### Supplied information
* * * * * * *

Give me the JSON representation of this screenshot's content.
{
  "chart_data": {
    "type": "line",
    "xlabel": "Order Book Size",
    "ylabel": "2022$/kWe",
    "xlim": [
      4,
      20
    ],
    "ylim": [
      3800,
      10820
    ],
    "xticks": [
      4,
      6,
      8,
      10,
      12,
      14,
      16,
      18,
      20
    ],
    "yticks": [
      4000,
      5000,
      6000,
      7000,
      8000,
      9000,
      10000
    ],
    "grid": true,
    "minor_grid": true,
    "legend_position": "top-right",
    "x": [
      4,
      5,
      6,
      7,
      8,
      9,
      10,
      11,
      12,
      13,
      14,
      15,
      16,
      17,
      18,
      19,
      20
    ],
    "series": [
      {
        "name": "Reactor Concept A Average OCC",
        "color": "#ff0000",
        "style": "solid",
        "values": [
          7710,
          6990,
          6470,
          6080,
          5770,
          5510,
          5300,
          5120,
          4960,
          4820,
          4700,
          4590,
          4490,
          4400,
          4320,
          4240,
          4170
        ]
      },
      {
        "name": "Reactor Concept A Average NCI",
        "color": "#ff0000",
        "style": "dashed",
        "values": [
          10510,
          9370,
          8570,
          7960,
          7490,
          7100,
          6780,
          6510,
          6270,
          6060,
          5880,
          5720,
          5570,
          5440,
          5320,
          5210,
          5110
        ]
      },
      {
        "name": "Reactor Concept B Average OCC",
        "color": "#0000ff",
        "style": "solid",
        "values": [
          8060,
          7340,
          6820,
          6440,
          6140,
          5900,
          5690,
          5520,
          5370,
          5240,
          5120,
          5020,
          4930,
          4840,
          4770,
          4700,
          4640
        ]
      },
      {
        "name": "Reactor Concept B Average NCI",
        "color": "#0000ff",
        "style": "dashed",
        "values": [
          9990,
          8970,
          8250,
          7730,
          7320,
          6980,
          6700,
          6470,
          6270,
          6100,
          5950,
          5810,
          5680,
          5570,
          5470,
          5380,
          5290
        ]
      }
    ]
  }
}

* * * * * * *

Print out every record again, exactly and in full.

Give me the JSON representation of this screenshot's content.
{
  "chart_data": {
    "type": "line",
    "xlabel": "Order Book Size",
    "ylabel": "2022$/kWe",
    "xlim": [
      4,
      20
    ],
    "ylim": [
      3800,
      10820
    ],
    "xticks": [
      4,
      6,
      8,
      10,
      12,
      14,
      16,
      18,
      20
    ],
    "yticks": [
      4000,
      5000,
      6000,
      7000,
      8000,
      9000,
      10000
    ],
    "grid": true,
    "minor_grid": true,
    "legend_position": "top-right",
    "x": [
      4,
      5,
      6,
      7,
      8,
      9,
      10,
      11,
      12,
      13,
      14,
      15,
      16,
      17,
      18,
      19,
      20
    ],
    "series": [
      {
        "name": "Reactor Concept A Average OCC",
        "color": "#ff0000",
        "style": "solid",
        "values": [
          7710,
          6990,
          6470,
          6080,
          5770,
          5510,
          5300,
          5120,
          4960,
          4820,
          4700,
          4590,
          4490,
          4400,
          4320,
          4240,
          4170
        ]
      },
      {
        "name": "Reactor Concept A Average NCI",
        "color": "#ff0000",
        "style": "dashed",
        "values": [
          10510,
          9370,
          8570,
          7960,
          7490,
          7100,
          6780,
          6510,
          6270,
          6060,
          5880,
          5720,
          5570,
          5440,
          5320,
          5210,
          5110
        ]
      },
      {
        "name": "Reactor Concept B Average OCC",
        "color": "#0000ff",
        "style": "solid",
        "values": [
          8060,
          7340,
          6820,
          6440,
          6140,
          5900,
          5690,
          5520,
          5370,
          5240,
          5120,
          5020,
          4930,
          4840,
          4770,
          4700,
          4640
        ]
      },
      {
        "name": "Reactor Concept B Average NCI",
        "color": "#0000ff",
        "style": "dashed",
        "values": [
          9990,
          8970,
          8250,
          7730,
          7320,
          6980,
          6700,
          6470,
          6270,
          6100,
          5950,
          5810,
          5680,
          5570,
          5470,
          5380,
          5290
        ]
      }
    ]
  }
}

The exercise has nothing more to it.